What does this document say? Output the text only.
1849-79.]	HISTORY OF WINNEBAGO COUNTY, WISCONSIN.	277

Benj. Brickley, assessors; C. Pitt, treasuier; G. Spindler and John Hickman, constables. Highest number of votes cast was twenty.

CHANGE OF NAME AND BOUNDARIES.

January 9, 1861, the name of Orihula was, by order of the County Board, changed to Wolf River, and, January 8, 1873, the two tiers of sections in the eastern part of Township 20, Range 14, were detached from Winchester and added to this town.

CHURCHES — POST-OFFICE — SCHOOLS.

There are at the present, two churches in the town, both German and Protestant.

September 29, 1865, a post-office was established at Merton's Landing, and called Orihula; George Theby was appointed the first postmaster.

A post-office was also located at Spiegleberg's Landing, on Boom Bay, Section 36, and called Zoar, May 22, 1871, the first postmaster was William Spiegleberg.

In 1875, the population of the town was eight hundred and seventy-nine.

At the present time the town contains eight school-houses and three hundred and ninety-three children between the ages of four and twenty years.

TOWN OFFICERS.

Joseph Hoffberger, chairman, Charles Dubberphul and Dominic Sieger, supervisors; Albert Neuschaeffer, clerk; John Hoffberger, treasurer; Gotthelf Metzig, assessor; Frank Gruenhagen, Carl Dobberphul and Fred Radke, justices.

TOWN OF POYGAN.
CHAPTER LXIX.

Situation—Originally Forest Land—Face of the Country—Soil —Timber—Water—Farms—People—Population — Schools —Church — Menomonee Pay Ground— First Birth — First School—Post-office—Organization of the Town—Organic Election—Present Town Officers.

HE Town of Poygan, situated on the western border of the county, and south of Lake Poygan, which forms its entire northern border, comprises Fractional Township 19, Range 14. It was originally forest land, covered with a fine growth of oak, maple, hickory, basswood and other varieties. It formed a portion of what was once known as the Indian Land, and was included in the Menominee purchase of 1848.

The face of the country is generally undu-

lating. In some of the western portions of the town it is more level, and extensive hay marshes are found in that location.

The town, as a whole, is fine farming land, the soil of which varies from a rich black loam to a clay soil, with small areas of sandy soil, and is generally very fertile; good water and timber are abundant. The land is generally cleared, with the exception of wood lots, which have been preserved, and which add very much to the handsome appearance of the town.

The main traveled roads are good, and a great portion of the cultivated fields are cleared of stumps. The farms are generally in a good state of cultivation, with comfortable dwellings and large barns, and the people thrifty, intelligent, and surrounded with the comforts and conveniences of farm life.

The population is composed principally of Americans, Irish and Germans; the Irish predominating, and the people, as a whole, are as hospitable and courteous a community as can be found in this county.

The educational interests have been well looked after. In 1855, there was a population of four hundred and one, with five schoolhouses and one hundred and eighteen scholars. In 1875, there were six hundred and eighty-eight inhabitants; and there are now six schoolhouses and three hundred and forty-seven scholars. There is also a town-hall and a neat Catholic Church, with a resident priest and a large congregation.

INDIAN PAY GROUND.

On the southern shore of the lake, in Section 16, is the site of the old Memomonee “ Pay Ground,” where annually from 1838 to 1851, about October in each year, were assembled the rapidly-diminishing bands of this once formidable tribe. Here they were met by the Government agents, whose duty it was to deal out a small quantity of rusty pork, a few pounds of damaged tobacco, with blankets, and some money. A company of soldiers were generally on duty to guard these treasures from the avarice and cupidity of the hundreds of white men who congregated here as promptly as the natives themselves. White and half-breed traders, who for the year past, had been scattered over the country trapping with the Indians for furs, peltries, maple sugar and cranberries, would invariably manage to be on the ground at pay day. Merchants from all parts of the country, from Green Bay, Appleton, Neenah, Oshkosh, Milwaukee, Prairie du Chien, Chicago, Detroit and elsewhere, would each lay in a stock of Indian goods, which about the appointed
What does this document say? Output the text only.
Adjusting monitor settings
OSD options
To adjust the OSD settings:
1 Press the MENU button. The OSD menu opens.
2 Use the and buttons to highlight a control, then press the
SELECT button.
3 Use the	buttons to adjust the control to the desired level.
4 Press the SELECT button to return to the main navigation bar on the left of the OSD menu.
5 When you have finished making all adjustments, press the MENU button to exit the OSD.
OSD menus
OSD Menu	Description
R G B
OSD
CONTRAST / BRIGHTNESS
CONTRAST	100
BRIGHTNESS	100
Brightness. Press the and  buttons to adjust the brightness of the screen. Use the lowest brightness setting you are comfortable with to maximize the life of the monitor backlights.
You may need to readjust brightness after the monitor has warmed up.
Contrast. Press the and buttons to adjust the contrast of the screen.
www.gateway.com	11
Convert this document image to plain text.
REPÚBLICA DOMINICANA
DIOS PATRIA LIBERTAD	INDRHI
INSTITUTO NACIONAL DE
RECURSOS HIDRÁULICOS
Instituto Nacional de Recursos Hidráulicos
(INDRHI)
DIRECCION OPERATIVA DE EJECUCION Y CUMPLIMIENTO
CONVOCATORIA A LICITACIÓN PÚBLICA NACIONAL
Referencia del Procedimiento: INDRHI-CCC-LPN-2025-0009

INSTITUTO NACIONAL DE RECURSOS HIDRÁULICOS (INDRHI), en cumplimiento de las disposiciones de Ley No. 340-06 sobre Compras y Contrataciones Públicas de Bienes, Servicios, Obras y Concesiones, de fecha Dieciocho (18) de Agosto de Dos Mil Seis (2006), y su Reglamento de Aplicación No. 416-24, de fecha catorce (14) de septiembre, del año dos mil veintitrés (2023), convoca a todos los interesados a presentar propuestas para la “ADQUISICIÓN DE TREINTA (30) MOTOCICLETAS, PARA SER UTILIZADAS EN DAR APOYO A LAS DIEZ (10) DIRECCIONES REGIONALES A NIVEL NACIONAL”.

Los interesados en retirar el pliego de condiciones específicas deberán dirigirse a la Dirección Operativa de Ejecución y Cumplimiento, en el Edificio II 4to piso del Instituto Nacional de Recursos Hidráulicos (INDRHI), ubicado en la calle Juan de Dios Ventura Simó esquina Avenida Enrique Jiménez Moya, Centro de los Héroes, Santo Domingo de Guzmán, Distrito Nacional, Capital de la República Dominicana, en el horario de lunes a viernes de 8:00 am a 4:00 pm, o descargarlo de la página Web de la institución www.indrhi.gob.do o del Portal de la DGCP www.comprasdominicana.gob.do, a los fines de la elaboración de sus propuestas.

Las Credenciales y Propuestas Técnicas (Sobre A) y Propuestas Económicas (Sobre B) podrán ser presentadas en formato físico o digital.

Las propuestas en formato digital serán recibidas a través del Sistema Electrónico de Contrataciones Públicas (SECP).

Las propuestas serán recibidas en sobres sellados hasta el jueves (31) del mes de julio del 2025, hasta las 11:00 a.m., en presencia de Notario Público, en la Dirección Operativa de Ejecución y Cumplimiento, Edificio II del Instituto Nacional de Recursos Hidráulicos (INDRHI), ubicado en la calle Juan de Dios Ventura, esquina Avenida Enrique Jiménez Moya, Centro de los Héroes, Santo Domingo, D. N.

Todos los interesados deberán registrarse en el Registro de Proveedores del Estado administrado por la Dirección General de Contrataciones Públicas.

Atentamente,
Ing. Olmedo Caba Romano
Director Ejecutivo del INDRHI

--

→ Task instructions
Each line of the material should be echoed exactly.

→ Result of the exercise
What does this document say? Output the text only.
1849-79.]	HISTORY OF WINNEBAGO COUNTY, WISCONSIN.	277

Benj. Brickley, assessors; C. Pitt, treasuier; G. Spindler and John Hickman, constables. Highest number of votes cast was twenty.

CHANGE OF NAME AND BOUNDARIES.

January 9, 1861, the name of Orihula was, by order of the County Board, changed to Wolf River, and, January 8, 1873, the two tiers of sections in the eastern part of Township 20, Range 14, were detached from Winchester and added to this town.

CHURCHES — POST-OFFICE — SCHOOLS.

There are at the present, two churches in the town, both German and Protestant.

September 29, 1865, a post-office was established at Merton's Landing, and called Orihula; George Theby was appointed the first postmaster.

A post-office was also located at Spiegleberg's Landing, on Boom Bay, Section 36, and called Zoar, May 22, 1871, the first postmaster was William Spiegleberg.

In 1875, the population of the town was eight hundred and seventy-nine.

At the present time the town contains eight school-houses and three hundred and ninety-three children between the ages of four and twenty years.

TOWN OFFICERS.

Joseph Hoffberger, chairman, Charles Dubberphul and Dominic Sieger, supervisors; Albert Neuschaeffer, clerk; John Hoffberger, treasurer; Gotthelf Metzig, assessor; Frank Gruenhagen, Carl Dobberphul and Fred Radke, justices.

TOWN OF POYGAN.
CHAPTER LXIX.

Situation—Originally Forest Land—Face of the Country—Soil —Timber—Water—Farms—People—Population — Schools —Church — Menomonee Pay Ground— First Birth — First School—Post-office—Organization of the Town—Organic Election—Present Town Officers.

HE Town of Poygan, situated on the western border of the county, and south of Lake Poygan, which forms its entire northern border, comprises Fractional Township 19, Range 14. It was originally forest land, covered with a fine growth of oak, maple, hickory, basswood and other varieties. It formed a portion of what was once known as the Indian Land, and was included in the Menominee purchase of 1848.

The face of the country is generally undu-

lating. In some of the western portions of the town it is more level, and extensive hay marshes are found in that location.

The town, as a whole, is fine farming land, the soil of which varies from a rich black loam to a clay soil, with small areas of sandy soil, and is generally very fertile; good water and timber are abundant. The land is generally cleared, with the exception of wood lots, which have been preserved, and which add very much to the handsome appearance of the town.

The main traveled roads are good, and a great portion of the cultivated fields are cleared of stumps. The farms are generally in a good state of cultivation, with comfortable dwellings and large barns, and the people thrifty, intelligent, and surrounded with the comforts and conveniences of farm life.

The population is composed principally of Americans, Irish and Germans; the Irish predominating, and the people, as a whole, are as hospitable and courteous a community as can be found in this county.

The educational interests have been well looked after. In 1855, there was a population of four hundred and one, with five schoolhouses and one hundred and eighteen scholars. In 1875, there were six hundred and eighty-eight inhabitants; and there are now six schoolhouses and three hundred and forty-seven scholars. There is also a town-hall and a neat Catholic Church, with a resident priest and a large congregation.

INDIAN PAY GROUND.

On the southern shore of the lake, in Section 16, is the site of the old Memomonee “ Pay Ground,” where annually from 1838 to 1851, about October in each year, were assembled the rapidly-diminishing bands of this once formidable tribe. Here they were met by the Government agents, whose duty it was to deal out a small quantity of rusty pork, a few pounds of damaged tobacco, with blankets, and some money. A company of soldiers were generally on duty to guard these treasures from the avarice and cupidity of the hundreds of white men who congregated here as promptly as the natives themselves. White and half-breed traders, who for the year past, had been scattered over the country trapping with the Indians for furs, peltries, maple sugar and cranberries, would invariably manage to be on the ground at pay day. Merchants from all parts of the country, from Green Bay, Appleton, Neenah, Oshkosh, Milwaukee, Prairie du Chien, Chicago, Detroit and elsewhere, would each lay in a stock of Indian goods, which about the appointed
What does this document say? Output the text only.
Adjusting monitor settings
OSD options
To adjust the OSD settings:
1 Press the MENU button. The OSD menu opens.
2 Use the and buttons to highlight a control, then press the
SELECT button.
3 Use the	buttons to adjust the control to the desired level.
4 Press the SELECT button to return to the main navigation bar on the left of the OSD menu.
5 When you have finished making all adjustments, press the MENU button to exit the OSD.
OSD menus
OSD Menu	Description
R G B
OSD
CONTRAST / BRIGHTNESS
CONTRAST	100
BRIGHTNESS	100
Brightness. Press the and  buttons to adjust the brightness of the screen. Use the lowest brightness setting you are comfortable with to maximize the life of the monitor backlights.
You may need to readjust brightness after the monitor has warmed up.
Contrast. Press the and buttons to adjust the contrast of the screen.
www.gateway.com	11
Convert this document image to plain text.
REPÚBLICA DOMINICANA
DIOS PATRIA LIBERTAD	INDRHI
INSTITUTO NACIONAL DE
RECURSOS HIDRÁULICOS
Instituto Nacional de Recursos Hidráulicos
(INDRHI)
DIRECCION OPERATIVA DE EJECUCION Y CUMPLIMIENTO
CONVOCATORIA A LICITACIÓN PÚBLICA NACIONAL
Referencia del Procedimiento: INDRHI-CCC-LPN-2025-0009

INSTITUTO NACIONAL DE RECURSOS HIDRÁULICOS (INDRHI), en cumplimiento de las disposiciones de Ley No. 340-06 sobre Compras y Contrataciones Públicas de Bienes, Servicios, Obras y Concesiones, de fecha Dieciocho (18) de Agosto de Dos Mil Seis (2006), y su Reglamento de Aplicación No. 416-24, de fecha catorce (14) de septiembre, del año dos mil veintitrés (2023), convoca a todos los interesados a presentar propuestas para la “ADQUISICIÓN DE TREINTA (30) MOTOCICLETAS, PARA SER UTILIZADAS EN DAR APOYO A LAS DIEZ (10) DIRECCIONES REGIONALES A NIVEL NACIONAL”.

Los interesados en retirar el pliego de condiciones específicas deberán dirigirse a la Dirección Operativa de Ejecución y Cumplimiento, en el Edificio II 4to piso del Instituto Nacional de Recursos Hidráulicos (INDRHI), ubicado en la calle Juan de Dios Ventura Simó esquina Avenida Enrique Jiménez Moya, Centro de los Héroes, Santo Domingo de Guzmán, Distrito Nacional, Capital de la República Dominicana, en el horario de lunes a viernes de 8:00 am a 4:00 pm, o descargarlo de la página Web de la institución www.indrhi.gob.do o del Portal de la DGCP www.comprasdominicana.gob.do, a los fines de la elaboración de sus propuestas.

Las Credenciales y Propuestas Técnicas (Sobre A) y Propuestas Económicas (Sobre B) podrán ser presentadas en formato físico o digital.

Las propuestas en formato digital serán recibidas a través del Sistema Electrónico de Contrataciones Públicas (SECP).

Las propuestas serán recibidas en sobres sellados hasta el jueves (31) del mes de julio del 2025, hasta las 11:00 a.m., en presencia de Notario Público, en la Dirección Operativa de Ejecución y Cumplimiento, Edificio II del Instituto Nacional de Recursos Hidráulicos (INDRHI), ubicado en la calle Juan de Dios Ventura, esquina Avenida Enrique Jiménez Moya, Centro de los Héroes, Santo Domingo, D. N.

Todos los interesados deberán registrarse en el Registro de Proveedores del Estado administrado por la Dirección General de Contrataciones Públicas.

Atentamente,
Ing. Olmedo Caba Romano
Director Ejecutivo del INDRHI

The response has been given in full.